- **WHAT IS REQUIRED**: Search the records below for the word "reels". Pull out each line that has it.

- **LISTED RECORDS**:

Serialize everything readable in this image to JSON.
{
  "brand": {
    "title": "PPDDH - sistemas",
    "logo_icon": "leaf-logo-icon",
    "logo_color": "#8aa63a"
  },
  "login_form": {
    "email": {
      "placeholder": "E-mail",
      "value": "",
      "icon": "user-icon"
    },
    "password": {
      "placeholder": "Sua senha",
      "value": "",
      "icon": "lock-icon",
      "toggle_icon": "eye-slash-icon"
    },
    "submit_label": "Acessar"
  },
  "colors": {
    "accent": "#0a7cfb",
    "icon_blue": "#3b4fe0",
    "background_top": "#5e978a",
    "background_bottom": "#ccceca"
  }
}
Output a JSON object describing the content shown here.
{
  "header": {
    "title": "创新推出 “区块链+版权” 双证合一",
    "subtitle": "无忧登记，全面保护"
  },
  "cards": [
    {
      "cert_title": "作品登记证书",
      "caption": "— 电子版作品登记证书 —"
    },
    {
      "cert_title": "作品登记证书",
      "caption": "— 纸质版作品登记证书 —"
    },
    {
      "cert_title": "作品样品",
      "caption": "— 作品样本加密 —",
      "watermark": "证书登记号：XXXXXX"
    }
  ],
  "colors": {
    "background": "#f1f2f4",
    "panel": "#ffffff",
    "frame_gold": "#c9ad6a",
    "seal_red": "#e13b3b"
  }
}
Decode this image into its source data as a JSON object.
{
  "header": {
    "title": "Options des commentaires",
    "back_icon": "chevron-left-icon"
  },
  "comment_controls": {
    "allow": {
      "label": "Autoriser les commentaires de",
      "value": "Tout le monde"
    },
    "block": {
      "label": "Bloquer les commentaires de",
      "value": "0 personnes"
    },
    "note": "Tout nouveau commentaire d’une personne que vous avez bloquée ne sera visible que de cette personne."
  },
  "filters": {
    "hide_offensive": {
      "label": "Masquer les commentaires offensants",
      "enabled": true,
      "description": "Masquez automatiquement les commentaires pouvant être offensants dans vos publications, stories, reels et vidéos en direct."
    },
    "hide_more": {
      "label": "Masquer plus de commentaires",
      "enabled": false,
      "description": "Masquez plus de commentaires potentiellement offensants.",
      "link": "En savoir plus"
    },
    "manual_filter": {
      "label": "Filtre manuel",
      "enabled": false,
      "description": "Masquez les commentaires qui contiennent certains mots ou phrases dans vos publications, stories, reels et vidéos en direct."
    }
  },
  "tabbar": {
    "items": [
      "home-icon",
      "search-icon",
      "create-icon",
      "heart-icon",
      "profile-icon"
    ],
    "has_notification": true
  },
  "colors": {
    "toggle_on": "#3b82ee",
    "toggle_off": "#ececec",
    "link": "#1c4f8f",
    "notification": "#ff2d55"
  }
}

- **ANSWER TO THIS PROBLEM**:
      "description": "Masquez automatiquement les commentaires pouvant être offensants dans vos publications, stories, reels et vidéos en direct."
      "description": "Masquez les commentaires qui contiennent certains mots ou phrases dans vos publications, stories, reels et vidéos en direct."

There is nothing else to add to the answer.